- STATED EXERCISE: Copy every line of the data that contains the string "keiner".

(Collected data)
┄┄┄┄┄┄

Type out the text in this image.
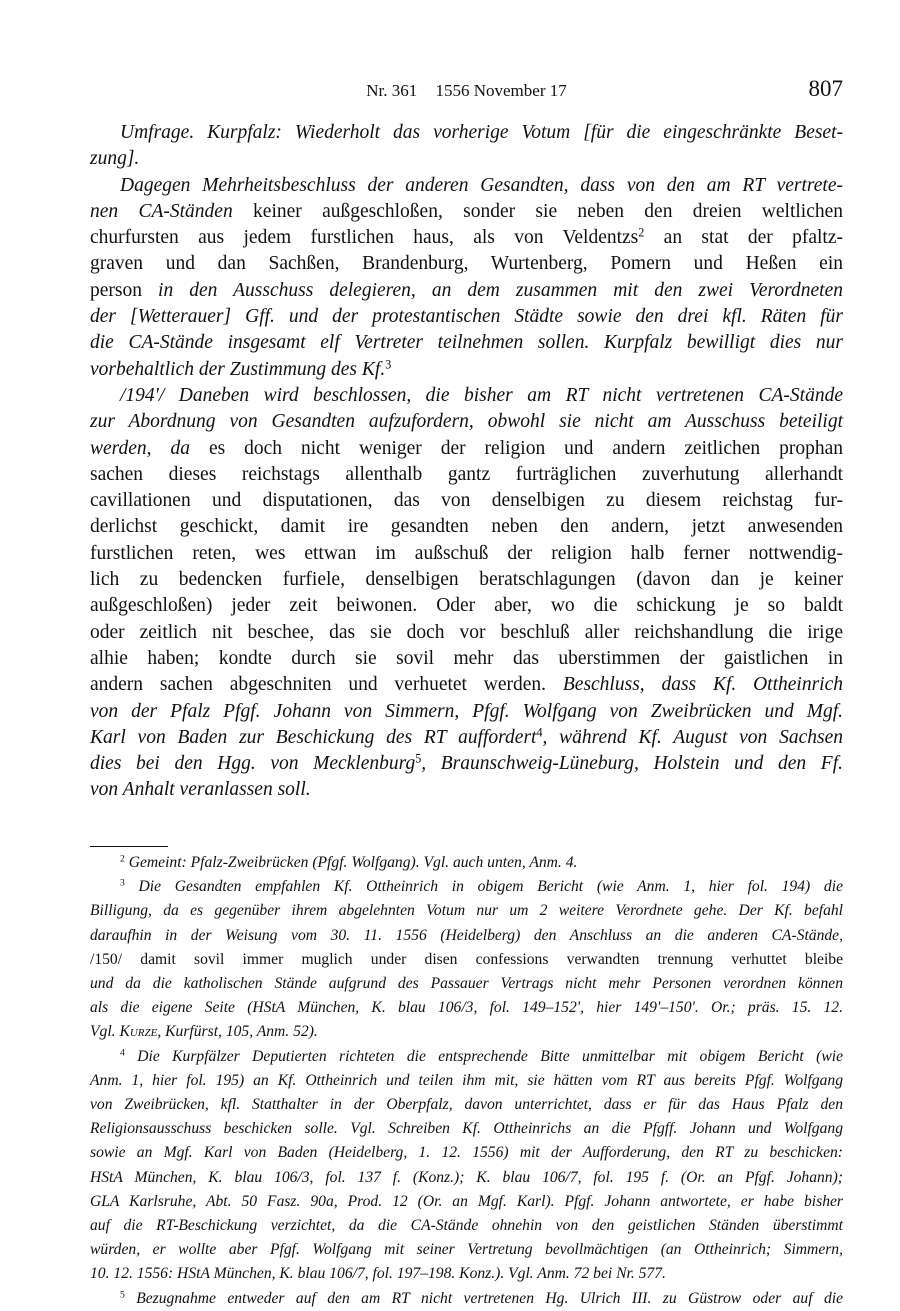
Nr. 361 1556 November 17	807
Umfrage. Kurpfalz: Wiederholt das vorherige Votum [für die eingeschränkte Beset-
zung].
Dagegen Mehrheitsbeschluss der anderen Gesandten, dass von den am RT vertrete-
nen CA-Ständen keiner außgeschloßen, sonder sie neben den dreien weltlichen
churfursten aus jedem furstlichen haus, als von Veldentzs$^2$ an stat der pfaltz-
graven und dan Sachßen, Brandenburg, Wurtenberg, Pomern und Heßen ein
person in den Ausschuss delegieren, an dem zusammen mit den zwei Verordneten
der [Wetterauer] Gff. und der protestantischen Städte sowie den drei kfl. Räten für
die CA-Stände insgesamt elf Vertreter teilnehmen sollen. Kurpfalz bewilligt dies nur
vorbehaltlich der Zustimmung des Kf.$^3$
/194'/ Daneben wird beschlossen, die bisher am RT nicht vertretenen CA-Stände
zur Abordnung von Gesandten aufzufordern, obwohl sie nicht am Ausschuss beteiligt
werden, da es doch nicht weniger der religion und andern zeitlichen prophan
sachen dieses reichstags allenthalb gantz furträglichen zuverhutung allerhandt
cavillationen und disputationen, das von denselbigen zu diesem reichstag fur-
derlichst geschickt, damit ire gesandten neben den andern, jetzt anwesenden
furstlichen reten, wes ettwan im außschuß der religion halb ferner nottwendig-
lich zu bedencken furfiele, denselbigen beratschlagungen (davon dan je keiner
außgeschloßen) jeder zeit beiwonen. Oder aber, wo die schickung je so baldt
oder zeitlich nit beschee, das sie doch vor beschluß aller reichshandlung die irige
alhie haben; kondte durch sie sovil mehr das uberstimmen der gaistlichen in
andern sachen abgeschniten und verhuetet werden. Beschluss, dass Kf. Ottheinrich
von der Pfalz Pfgf. Johann von Simmern, Pfgf. Wolfgang von Zweibrücken und Mgf.
Karl von Baden zur Beschickung des RT auffordert$^4$, während Kf. August von Sachsen
dies bei den Hgg. von Mecklenburg$^5$, Braunschweig-Lüneburg, Holstein und den Ff.
von Anhalt veranlassen soll.
$^2$ Gemeint: Pfalz-Zweibrücken (Pfgf. Wolfgang). Vgl. auch unten, Anm. 4.
$^3$ Die Gesandten empfahlen Kf. Ottheinrich in obigem Bericht (wie Anm. 1, hier fol. 194) die
Billigung, da es gegenüber ihrem abgelehnten Votum nur um 2 weitere Verordnete gehe. Der Kf. befahl
daraufhin in der Weisung vom 30. 11. 1556 (Heidelberg) den Anschluss an die anderen CA-Stände,
/150/ damit sovil immer muglich under disen confessions verwandten trennung verhuttet bleibe
und da die katholischen Stände aufgrund des Passauer Vertrags nicht mehr Personen verordnen können
als die eigene Seite (HStA München, K. blau 106/3, fol. 149–152', hier 149'–150'. Or.; präs. 15. 12.
Vgl. Kurze, Kurfürst, 105, Anm. 52).
$^4$ Die Kurpfälzer Deputierten richteten die entsprechende Bitte unmittelbar mit obigem Bericht (wie
Anm. 1, hier fol. 195) an Kf. Ottheinrich und teilen ihm mit, sie hätten vom RT aus bereits Pfgf. Wolfgang
von Zweibrücken, kfl. Statthalter in der Oberpfalz, davon unterrichtet, dass er für das Haus Pfalz den
Religionsausschuss beschicken solle. Vgl. Schreiben Kf. Ottheinrichs an die Pfgff. Johann und Wolfgang
sowie an Mgf. Karl von Baden (Heidelberg, 1. 12. 1556) mit der Aufforderung, den RT zu beschicken:
HStA München, K. blau 106/3, fol. 137 f. (Konz.); K. blau 106/7, fol. 195 f. (Or. an Pfgf. Johann);
GLA Karlsruhe, Abt. 50 Fasz. 90a, Prod. 12 (Or. an Mgf. Karl). Pfgf. Johann antwortete, er habe bisher
auf die RT-Beschickung verzichtet, da die CA-Stände ohnehin von den geistlichen Ständen überstimmt
würden, er wollte aber Pfgf. Wolfgang mit seiner Vertretung bevollmächtigen (an Ottheinrich; Simmern,
10. 12. 1556: HStA München, K. blau 106/7, fol. 197–198. Konz.). Vgl. Anm. 72 bei Nr. 577.
$^5$ Bezugnahme entweder auf den am RT nicht vertretenen Hg. Ulrich III. zu Güstrow oder auf die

┄┄┄┄┄┄

- ANSWER TO THIS PROBLEM:
nen CA-Ständen keiner außgeschloßen, sonder sie neben den dreien weltlichen
lich zu bedencken furfiele, denselbigen beratschlagungen (davon dan je keiner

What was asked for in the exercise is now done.